→ **TASK REQUIREMENTS**
Leave out the pictures and copy everything else in the entries exactly.

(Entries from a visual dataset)
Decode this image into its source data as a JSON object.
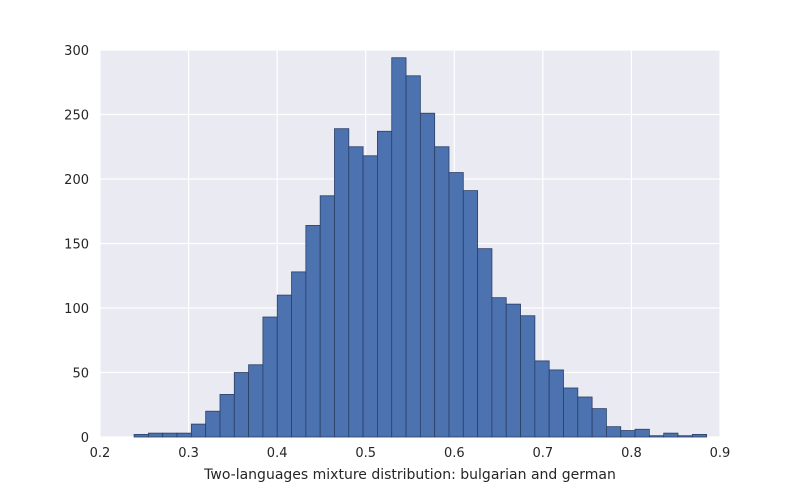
{
  "chart_data": {
    "type": "bar",
    "histogram": true,
    "title": "",
    "xlabel": "Two-languages mixture distribution: bulgarian and german",
    "ylabel": "",
    "xlim": [
      0.2,
      0.9
    ],
    "ylim": [
      0,
      300
    ],
    "grid": true,
    "xticks": [
      0.2,
      0.3,
      0.4,
      0.5,
      0.6,
      0.7,
      0.8,
      0.9
    ],
    "xtick_labels": [
      "0.2",
      "0.3",
      "0.4",
      "0.5",
      "0.6",
      "0.7",
      "0.8",
      "0.9"
    ],
    "yticks": [
      0,
      50,
      100,
      150,
      200,
      250,
      300
    ],
    "ytick_labels": [
      "0",
      "50",
      "100",
      "150",
      "200",
      "250",
      "300"
    ],
    "bin_start": 0.2385,
    "bin_width": 0.01616,
    "values": [
      2,
      3,
      3,
      3,
      10,
      20,
      33,
      50,
      56,
      93,
      110,
      128,
      164,
      187,
      239,
      225,
      218,
      237,
      294,
      280,
      251,
      225,
      205,
      191,
      146,
      108,
      103,
      94,
      59,
      52,
      38,
      31,
      22,
      8,
      5,
      6,
      1,
      3,
      1,
      2
    ],
    "colors": {
      "bar": "#4c72b0",
      "bar_edge": "#2b3f66",
      "plot_bg": "#eaeaf2",
      "grid": "#ffffff",
      "text": "#262626"
    }
  }
}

→ **RESULT OF THE EXERCISE**
Decode this image into its source data as a JSON object.
{
  "chart_data": {
    "type": "bar",
    "histogram": true,
    "title": "",
    "xlabel": "Two-languages mixture distribution: bulgarian and german",
    "ylabel": "",
    "xlim": [
      0.2,
      0.9
    ],
    "ylim": [
      0,
      300
    ],
    "grid": true,
    "xticks": [
      0.2,
      0.3,
      0.4,
      0.5,
      0.6,
      0.7,
      0.8,
      0.9
    ],
    "xtick_labels": [
      "0.2",
      "0.3",
      "0.4",
      "0.5",
      "0.6",
      "0.7",
      "0.8",
      "0.9"
    ],
    "yticks": [
      0,
      50,
      100,
      150,
      200,
      250,
      300
    ],
    "ytick_labels": [
      "0",
      "50",
      "100",
      "150",
      "200",
      "250",
      "300"
    ],
    "bin_start": 0.2385,
    "bin_width": 0.01616,
    "values": [
      2,
      3,
      3,
      3,
      10,
      20,
      33,
      50,
      56,
      93,
      110,
      128,
      164,
      187,
      239,
      225,
      218,
      237,
      294,
      280,
      251,
      225,
      205,
      191,
      146,
      108,
      103,
      94,
      59,
      52,
      38,
      31,
      22,
      8,
      5,
      6,
      1,
      3,
      1,
      2
    ],
    "colors": {
      "bar": "#4c72b0",
      "bar_edge": "#2b3f66",
      "plot_bg": "#eaeaf2",
      "grid": "#ffffff",
      "text": "#262626"
    }
  }
}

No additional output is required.